» Required work: Search the data for the word "fejlesztési" and copy every line where it occurs.

## start Given data

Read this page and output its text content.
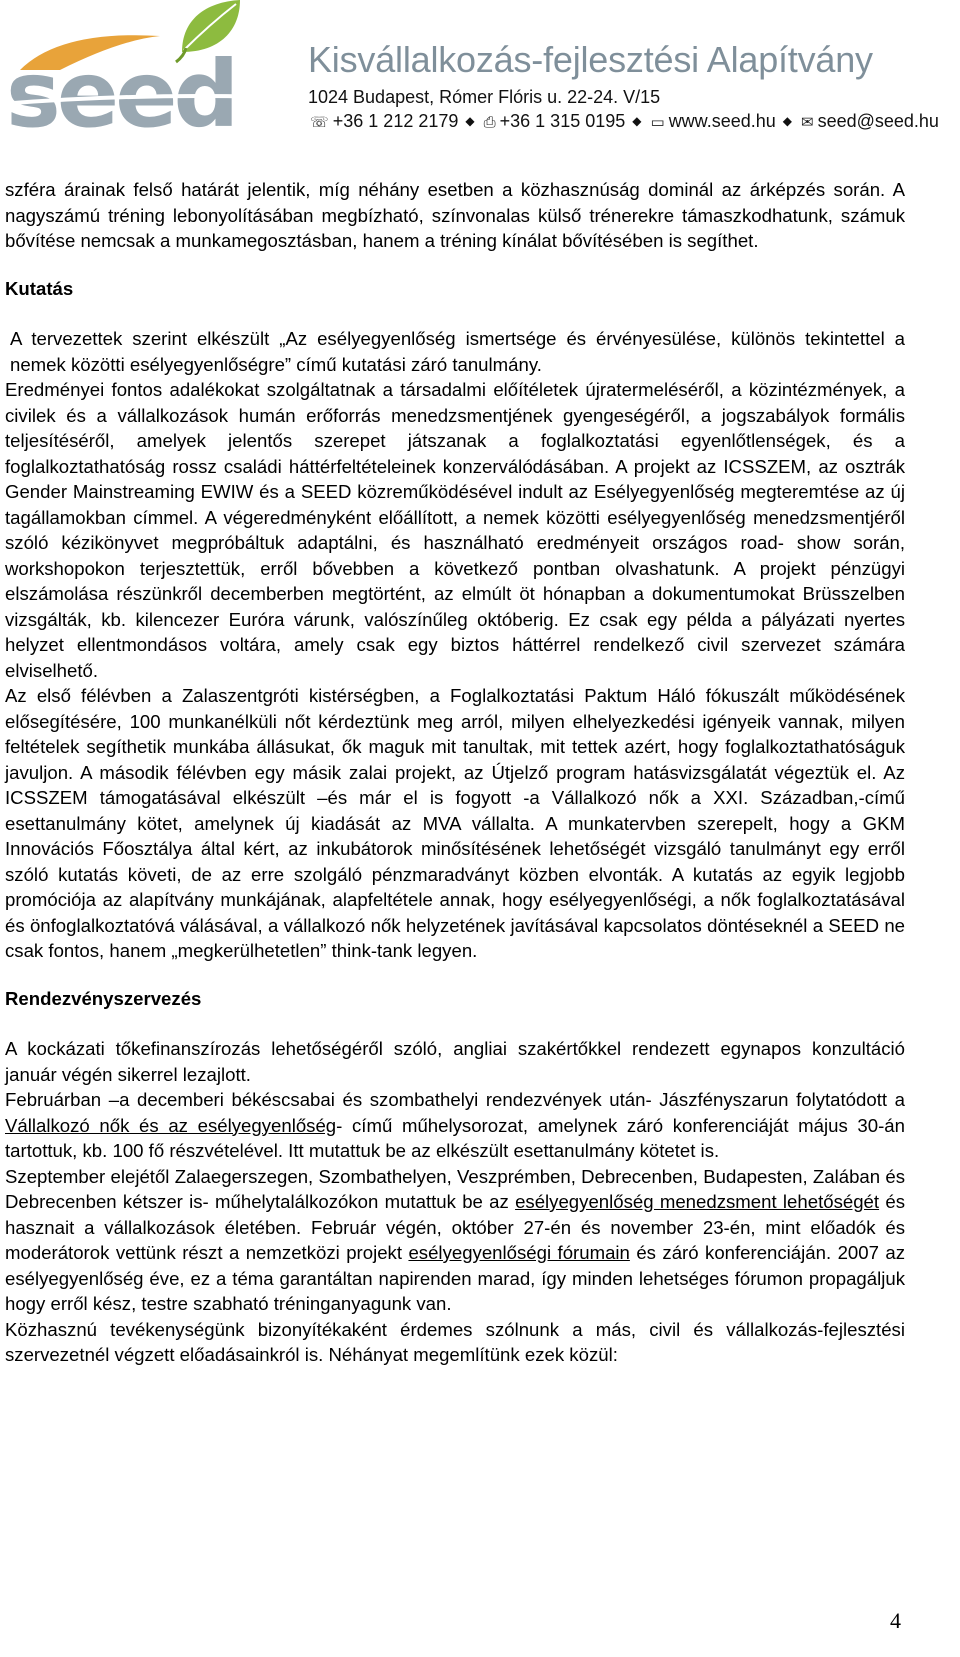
seed Kisvállalkozás-fejlesztési Alapítvány
1024 Budapest, Rómer Flóris u. 22-24. V/15
☏ +36 1 212 2179 ◆ ⎙ +36 1 315 0195 ◆ ▭ www.seed.hu ◆ ✉ seed@seed.hu

szféra árainak felső határát jelentik, míg néhány esetben a közhasznúság dominál az árképzés során. A nagyszámú tréning lebonyolításában megbízható, színvonalas külső trénerekre támaszkodhatunk, számuk bővítése nemcsak a munkamegosztásban, hanem a tréning kínálat bővítésében is segíthet.

Kutatás

A tervezettek szerint elkészült „Az esélyegyenlőség ismertsége és érvényesülése, különös tekintettel a nemek közötti esélyegyenlőségre” című kutatási záró tanulmány.

Eredményei fontos adalékokat szolgáltatnak a társadalmi előítéletek újratermeléséről, a közintézmények, a civilek és a vállalkozások humán erőforrás menedzsmentjének gyengeségéről, a jogszabályok formális teljesítéséről, amelyek jelentős szerepet játszanak a foglalkoztatási egyenlőtlenségek, és a foglalkoztathatóság rossz családi háttérfeltételeinek konzerválódásában. A projekt az ICSSZEM, az osztrák Gender Mainstreaming EWIW és a SEED közreműködésével indult az Esélyegyenlőség megteremtése az új tagállamokban címmel. A végeredményként előállított, a nemek közötti esélyegyenlőség menedzsmentjéről szóló kézikönyvet megpróbáltuk adaptálni, és használható eredményeit országos road- show során, workshopokon terjesztettük, erről bővebben a következő pontban olvashatunk. A projekt pénzügyi elszámolása részünkről decemberben megtörtént, az elmúlt öt hónapban a dokumentumokat Brüsszelben vizsgálták, kb. kilencezer Euróra várunk, valószínűleg októberig. Ez csak egy példa a pályázati nyertes helyzet ellentmondásos voltára, amely csak egy biztos háttérrel rendelkező civil szervezet számára elviselhető.

Az első félévben a Zalaszentgróti kistérségben, a Foglalkoztatási Paktum Háló fókuszált működésének elősegítésére, 100 munkanélküli nőt kérdeztünk meg arról, milyen elhelyezkedési igényeik vannak, milyen feltételek segíthetik munkába állásukat, ők maguk mit tanultak, mit tettek azért, hogy foglalkoztathatóságuk javuljon. A második félévben egy másik zalai projekt, az Útjelző program hatásvizsgálatát végeztük el. Az ICSSZEM támogatásával elkészült –és már el is fogyott -a Vállalkozó nők a XXI. Században,-című esettanulmány kötet, amelynek új kiadását az MVA vállalta. A munkatervben szerepelt, hogy a GKM Innovációs Főosztálya által kért, az inkubátorok minősítésének lehetőségét vizsgáló tanulmányt egy erről szóló kutatás követi, de az erre szolgáló pénzmaradványt közben elvonták. A kutatás az egyik legjobb promóciója az alapítvány munkájának, alapfeltétele annak, hogy esélyegyenlőségi, a nők foglalkoztatásával és önfoglalkoztatóvá válásával, a vállalkozó nők helyzetének javításával kapcsolatos döntéseknél a SEED ne csak fontos, hanem „megkerülhetetlen” think-tank legyen.

Rendezvényszervezés

A kockázati tőkefinanszírozás lehetőségéről szóló, angliai szakértőkkel rendezett egynapos konzultáció január végén sikerrel lezajlott.

Februárban –a decemberi békéscsabai és szombathelyi rendezvények után- Jászfényszarun folytatódott a Vállalkozó nők és az esélyegyenlőség- című műhelysorozat, amelynek záró konferenciáját május 30-án tartottuk, kb. 100 fő részvételével. Itt mutattuk be az elkészült esettanulmány kötetet is.

Szeptember elejétől Zalaegerszegen, Szombathelyen, Veszprémben, Debrecenben, Budapesten, Zalában és Debrecenben kétszer is- műhelytalálkozókon mutattuk be az esélyegyenlőség menedzsment lehetőségét és hasznait a vállalkozások életében. Február végén, október 27-én és november 23-én, mint előadók és moderátorok vettünk részt a nemzetközi projekt esélyegyenlőségi fórumain és záró konferenciáján. 2007 az esélyegyenlőség éve, ez a téma garantáltan napirenden marad, így minden lehetséges fórumon propagáljuk hogy erről kész, testre szabható tréninganyagunk van.

Közhasznú tevékenységünk bizonyítékaként érdemes szólnunk a más, civil és vállalkozás-fejlesztési szervezetnél végzett előadásainkról is. Néhányat megemlítünk ezek közül:

4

## end Given data

» Expected answer:
seed Kisvállalkozás-fejlesztési Alapítvány
Közhasznú tevékenységünk bizonyítékaként érdemes szólnunk a más, civil és vállalkozás-fejlesztési szervezetnél végzett előadásainkról is. Néhányat megemlítünk ezek közül:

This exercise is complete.